What the task requires: Bring together all lines of the material below that contain the string "pasien".

Material to process:
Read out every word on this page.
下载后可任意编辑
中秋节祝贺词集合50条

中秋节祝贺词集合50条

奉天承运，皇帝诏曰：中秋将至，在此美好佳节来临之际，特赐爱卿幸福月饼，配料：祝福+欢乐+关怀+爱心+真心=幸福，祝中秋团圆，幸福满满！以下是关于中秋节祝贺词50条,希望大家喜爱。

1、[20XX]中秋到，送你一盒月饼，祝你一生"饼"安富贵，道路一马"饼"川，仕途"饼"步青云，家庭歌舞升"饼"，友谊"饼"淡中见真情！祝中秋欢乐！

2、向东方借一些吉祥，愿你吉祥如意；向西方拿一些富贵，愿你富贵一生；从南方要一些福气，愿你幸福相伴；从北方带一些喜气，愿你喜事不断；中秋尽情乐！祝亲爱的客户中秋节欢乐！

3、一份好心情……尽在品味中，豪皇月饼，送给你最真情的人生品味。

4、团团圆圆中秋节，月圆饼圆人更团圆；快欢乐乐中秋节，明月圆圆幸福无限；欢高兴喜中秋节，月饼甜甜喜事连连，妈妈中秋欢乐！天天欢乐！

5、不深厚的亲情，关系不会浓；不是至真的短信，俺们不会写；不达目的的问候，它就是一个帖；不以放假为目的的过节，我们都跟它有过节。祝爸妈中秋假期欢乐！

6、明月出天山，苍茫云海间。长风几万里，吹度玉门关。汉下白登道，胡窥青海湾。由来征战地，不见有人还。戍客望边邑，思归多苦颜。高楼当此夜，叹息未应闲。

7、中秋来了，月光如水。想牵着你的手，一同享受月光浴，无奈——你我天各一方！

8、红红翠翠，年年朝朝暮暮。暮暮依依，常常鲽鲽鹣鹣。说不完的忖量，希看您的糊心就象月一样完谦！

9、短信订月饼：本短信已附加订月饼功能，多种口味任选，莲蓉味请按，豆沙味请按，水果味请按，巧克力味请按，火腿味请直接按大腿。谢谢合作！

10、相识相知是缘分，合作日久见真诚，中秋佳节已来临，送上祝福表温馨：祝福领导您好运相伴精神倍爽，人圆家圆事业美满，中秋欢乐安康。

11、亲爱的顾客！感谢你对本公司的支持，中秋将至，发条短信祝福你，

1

---

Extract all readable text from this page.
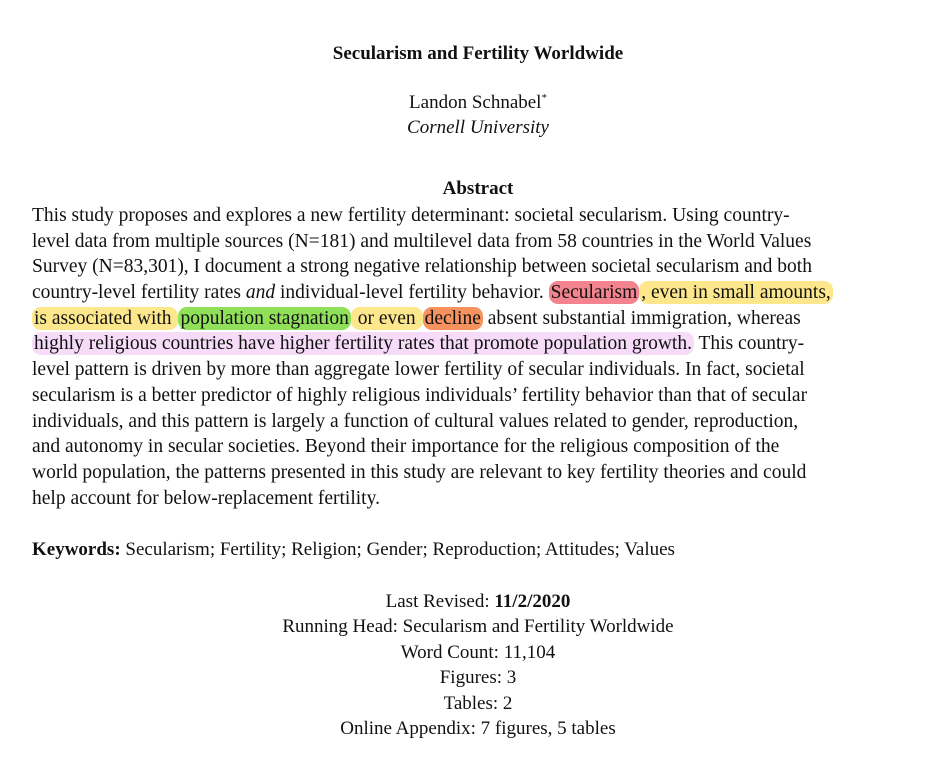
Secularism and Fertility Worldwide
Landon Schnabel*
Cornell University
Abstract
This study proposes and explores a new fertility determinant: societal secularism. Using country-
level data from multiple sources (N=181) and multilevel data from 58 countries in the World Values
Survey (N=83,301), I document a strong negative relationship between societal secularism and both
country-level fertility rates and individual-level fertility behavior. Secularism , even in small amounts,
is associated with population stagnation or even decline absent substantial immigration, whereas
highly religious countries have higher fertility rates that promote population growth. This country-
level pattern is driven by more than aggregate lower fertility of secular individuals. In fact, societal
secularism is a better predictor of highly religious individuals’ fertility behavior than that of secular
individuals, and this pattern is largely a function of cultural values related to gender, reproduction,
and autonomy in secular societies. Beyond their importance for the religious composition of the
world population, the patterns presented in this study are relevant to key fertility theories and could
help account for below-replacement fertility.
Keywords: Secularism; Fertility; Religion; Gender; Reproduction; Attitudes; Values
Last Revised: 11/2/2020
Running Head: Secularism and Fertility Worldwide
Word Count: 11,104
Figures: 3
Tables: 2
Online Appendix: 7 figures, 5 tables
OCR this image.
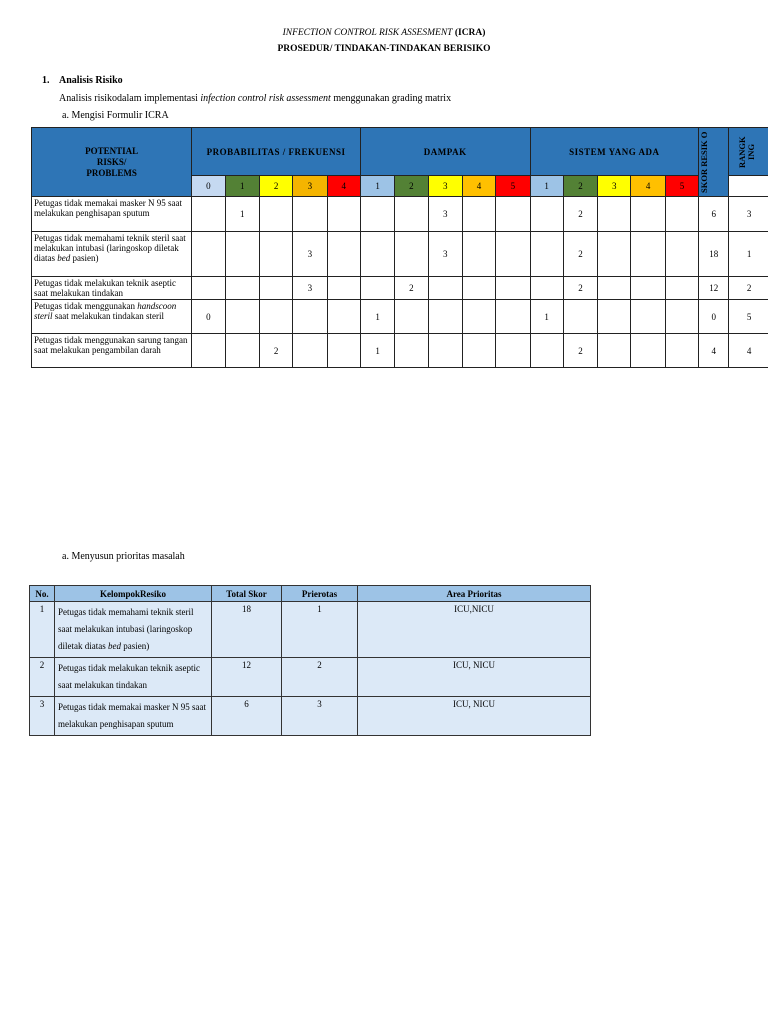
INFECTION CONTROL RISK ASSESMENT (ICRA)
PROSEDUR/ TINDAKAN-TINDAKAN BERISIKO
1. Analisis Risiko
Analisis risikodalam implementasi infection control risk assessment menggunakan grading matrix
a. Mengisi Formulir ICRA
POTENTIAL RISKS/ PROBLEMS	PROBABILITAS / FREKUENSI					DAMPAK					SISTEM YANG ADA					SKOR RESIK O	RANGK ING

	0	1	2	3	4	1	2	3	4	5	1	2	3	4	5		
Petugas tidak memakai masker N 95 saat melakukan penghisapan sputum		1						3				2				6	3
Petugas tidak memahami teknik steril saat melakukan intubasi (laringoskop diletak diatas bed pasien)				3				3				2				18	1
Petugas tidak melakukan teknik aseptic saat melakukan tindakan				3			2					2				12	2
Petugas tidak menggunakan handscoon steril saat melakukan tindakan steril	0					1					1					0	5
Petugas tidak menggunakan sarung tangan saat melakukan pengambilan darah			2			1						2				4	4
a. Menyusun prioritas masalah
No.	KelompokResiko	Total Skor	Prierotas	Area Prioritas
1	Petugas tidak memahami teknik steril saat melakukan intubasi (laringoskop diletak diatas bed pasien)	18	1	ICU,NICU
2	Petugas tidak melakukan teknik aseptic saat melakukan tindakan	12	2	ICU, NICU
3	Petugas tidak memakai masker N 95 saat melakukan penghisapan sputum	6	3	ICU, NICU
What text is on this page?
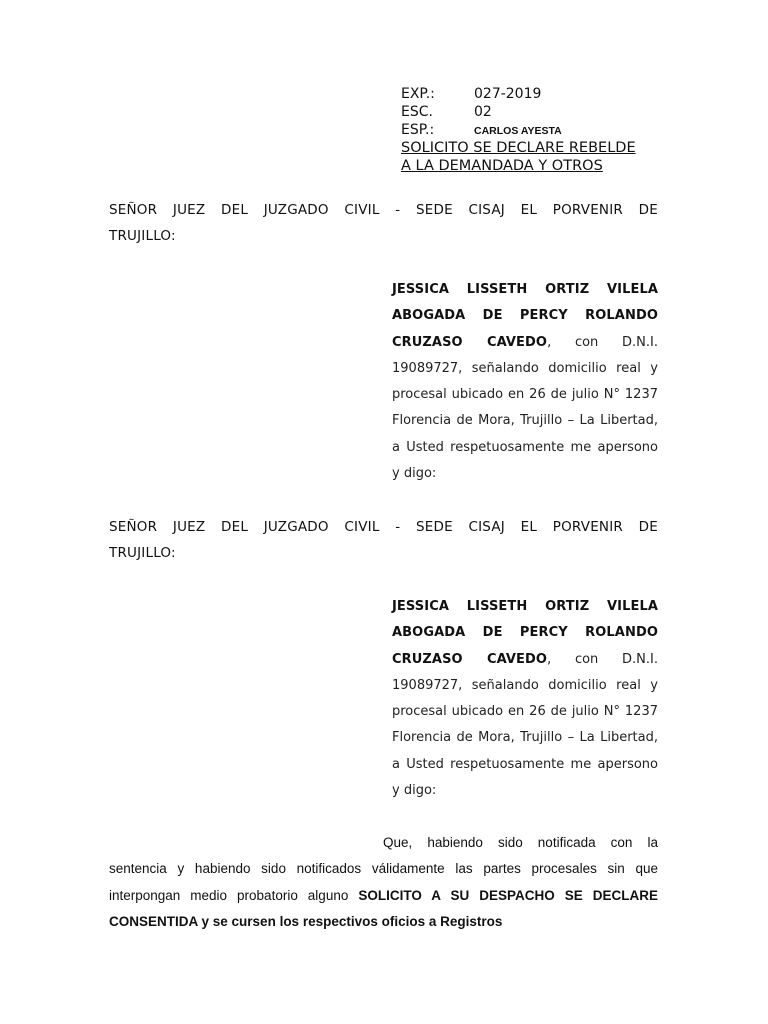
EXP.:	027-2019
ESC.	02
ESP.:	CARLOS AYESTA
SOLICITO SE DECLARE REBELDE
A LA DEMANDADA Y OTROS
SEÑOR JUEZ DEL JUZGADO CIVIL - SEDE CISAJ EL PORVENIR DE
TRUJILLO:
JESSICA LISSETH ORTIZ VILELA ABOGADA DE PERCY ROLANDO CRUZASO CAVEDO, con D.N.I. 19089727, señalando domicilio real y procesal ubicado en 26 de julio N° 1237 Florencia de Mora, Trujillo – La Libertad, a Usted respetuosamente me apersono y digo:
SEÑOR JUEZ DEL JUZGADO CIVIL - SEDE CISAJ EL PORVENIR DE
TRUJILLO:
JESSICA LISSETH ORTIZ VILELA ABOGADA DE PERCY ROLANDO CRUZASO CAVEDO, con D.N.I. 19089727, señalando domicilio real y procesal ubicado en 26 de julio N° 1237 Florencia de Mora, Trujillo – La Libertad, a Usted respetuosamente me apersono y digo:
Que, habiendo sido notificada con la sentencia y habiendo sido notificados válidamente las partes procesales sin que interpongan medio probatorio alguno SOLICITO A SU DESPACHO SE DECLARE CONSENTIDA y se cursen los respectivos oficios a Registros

==

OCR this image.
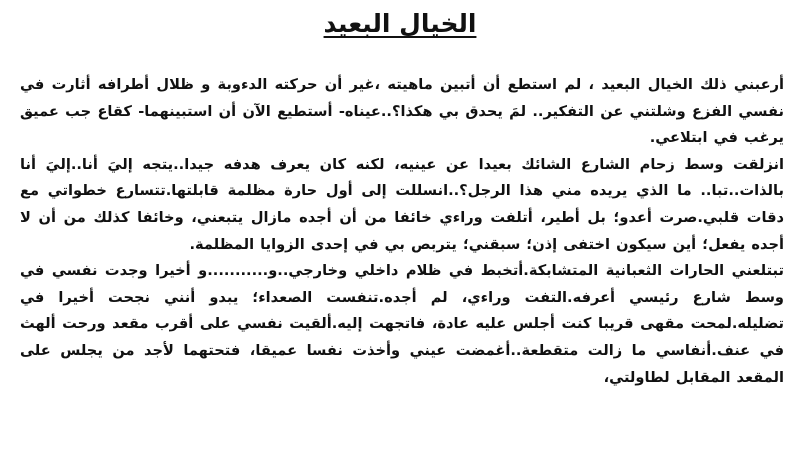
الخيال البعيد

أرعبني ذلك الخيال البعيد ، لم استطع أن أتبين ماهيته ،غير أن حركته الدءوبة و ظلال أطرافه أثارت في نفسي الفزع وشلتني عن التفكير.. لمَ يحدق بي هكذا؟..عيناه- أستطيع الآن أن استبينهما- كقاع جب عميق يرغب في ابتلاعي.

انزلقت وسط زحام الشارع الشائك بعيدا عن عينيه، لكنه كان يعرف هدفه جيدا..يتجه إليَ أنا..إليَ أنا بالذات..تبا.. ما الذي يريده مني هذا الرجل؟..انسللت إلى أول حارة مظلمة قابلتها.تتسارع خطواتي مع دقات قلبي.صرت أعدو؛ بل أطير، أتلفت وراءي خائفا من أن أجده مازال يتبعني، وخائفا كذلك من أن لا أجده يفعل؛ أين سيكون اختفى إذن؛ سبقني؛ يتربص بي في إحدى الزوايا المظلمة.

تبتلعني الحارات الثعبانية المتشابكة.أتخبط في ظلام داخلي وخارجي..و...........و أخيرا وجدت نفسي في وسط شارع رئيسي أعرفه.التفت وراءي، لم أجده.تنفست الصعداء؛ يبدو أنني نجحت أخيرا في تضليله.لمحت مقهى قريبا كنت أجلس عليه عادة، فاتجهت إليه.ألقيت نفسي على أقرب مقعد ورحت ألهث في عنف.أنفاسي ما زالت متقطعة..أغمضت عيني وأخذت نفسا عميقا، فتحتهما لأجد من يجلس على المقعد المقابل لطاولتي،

Solution to this task:
Petugas tidak memahami teknik steril saat melakukan intubasi (laringoskop diletak diatas bed pasien)				3				3				2				18	1
1	Petugas tidak memahami teknik steril saat melakukan intubasi (laringoskop diletak diatas bed pasien)	18	1	ICU,NICU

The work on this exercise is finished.